* **Work to be completed**: Word for word, transcribe the lines below and drop the pictures.

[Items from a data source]
********************

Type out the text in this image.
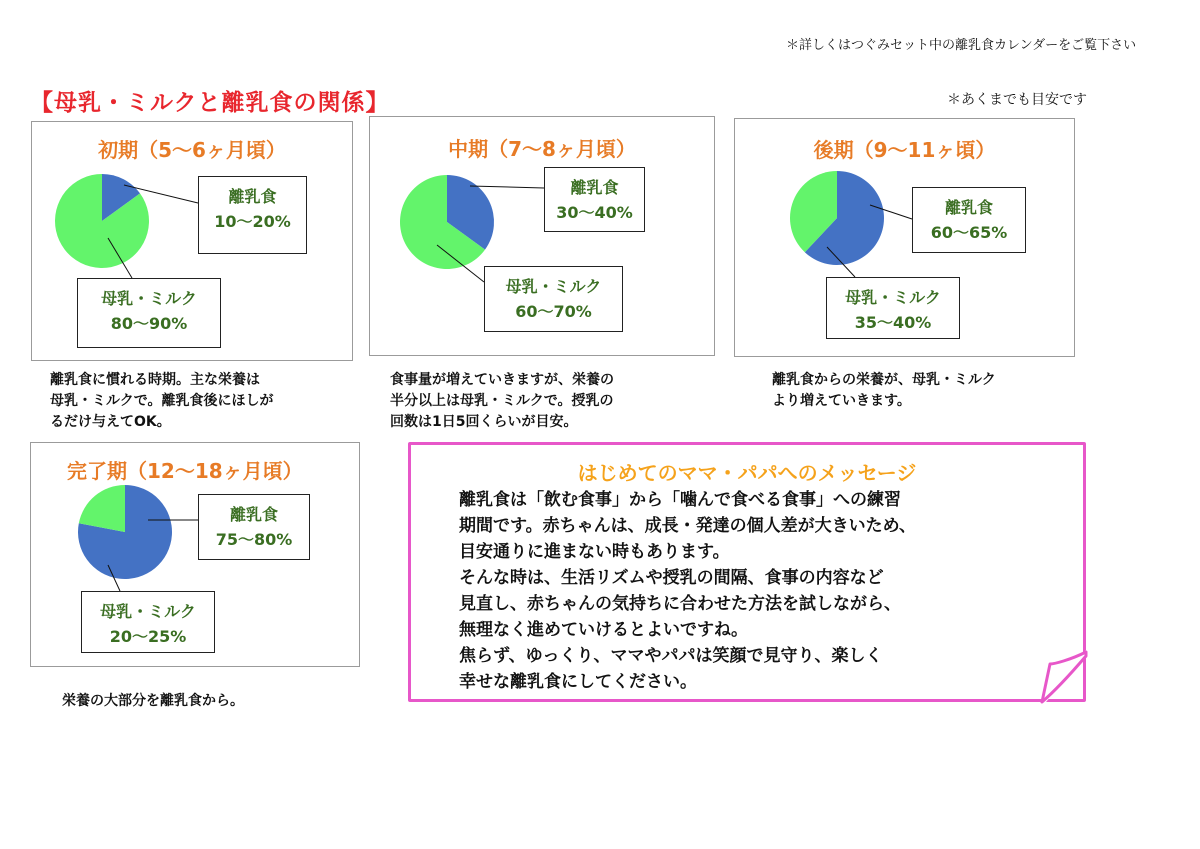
＊詳しくはつぐみセット中の離乳食カレンダーをご覧下さい
【母乳・ミルクと離乳食の関係】	＊あくまでも目安です
初期（5〜6ヶ月頃）
離乳食
10〜20%
母乳・ミルク
80〜90%
中期（7〜8ヶ月頃）
離乳食
30〜40%
母乳・ミルク
60〜70%
後期（9〜11ヶ頃）
離乳食
60〜65%
母乳・ミルク
35〜40%
完了期（12〜18ヶ月頃）
離乳食
75〜80%
母乳・ミルク
20〜25%
離乳食に慣れる時期。主な栄養は
母乳・ミルクで。離乳食後にほしが
るだけ与えてOK。
食事量が増えていきますが、栄養の
半分以上は母乳・ミルクで。授乳の
回数は1日5回くらいが目安。
離乳食からの栄養が、母乳・ミルク
より増えていきます。
栄養の大部分を離乳食から。
はじめてのママ・パパへのメッセージ
離乳食は「飲む食事」から「噛んで食べる食事」への練習
期間です。赤ちゃんは、成長・発達の個人差が大きいため、
目安通りに進まない時もあります。
そんな時は、生活リズムや授乳の間隔、食事の内容など
見直し、赤ちゃんの気持ちに合わせた方法を試しながら、
無理なく進めていけるとよいですね。
焦らず、ゆっくり、ママやパパは笑顔で見守り、楽しく
幸せな離乳食にしてください。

********************

* **Output**:
Type out the text in this image.
＊詳しくはつぐみセット中の離乳食カレンダーをご覧下さい
【母乳・ミルクと離乳食の関係】	＊あくまでも目安です
初期（5〜6ヶ月頃）
離乳食
10〜20%
母乳・ミルク
80〜90%
中期（7〜8ヶ月頃）
離乳食
30〜40%
母乳・ミルク
60〜70%
後期（9〜11ヶ頃）
離乳食
60〜65%
母乳・ミルク
35〜40%
完了期（12〜18ヶ月頃）
離乳食
75〜80%
母乳・ミルク
20〜25%
離乳食に慣れる時期。主な栄養は
母乳・ミルクで。離乳食後にほしが
るだけ与えてOK。
食事量が増えていきますが、栄養の
半分以上は母乳・ミルクで。授乳の
回数は1日5回くらいが目安。
離乳食からの栄養が、母乳・ミルク
より増えていきます。
栄養の大部分を離乳食から。
はじめてのママ・パパへのメッセージ
離乳食は「飲む食事」から「噛んで食べる食事」への練習
期間です。赤ちゃんは、成長・発達の個人差が大きいため、
目安通りに進まない時もあります。
そんな時は、生活リズムや授乳の間隔、食事の内容など
見直し、赤ちゃんの気持ちに合わせた方法を試しながら、
無理なく進めていけるとよいですね。
焦らず、ゆっくり、ママやパパは笑顔で見守り、楽しく
幸せな離乳食にしてください。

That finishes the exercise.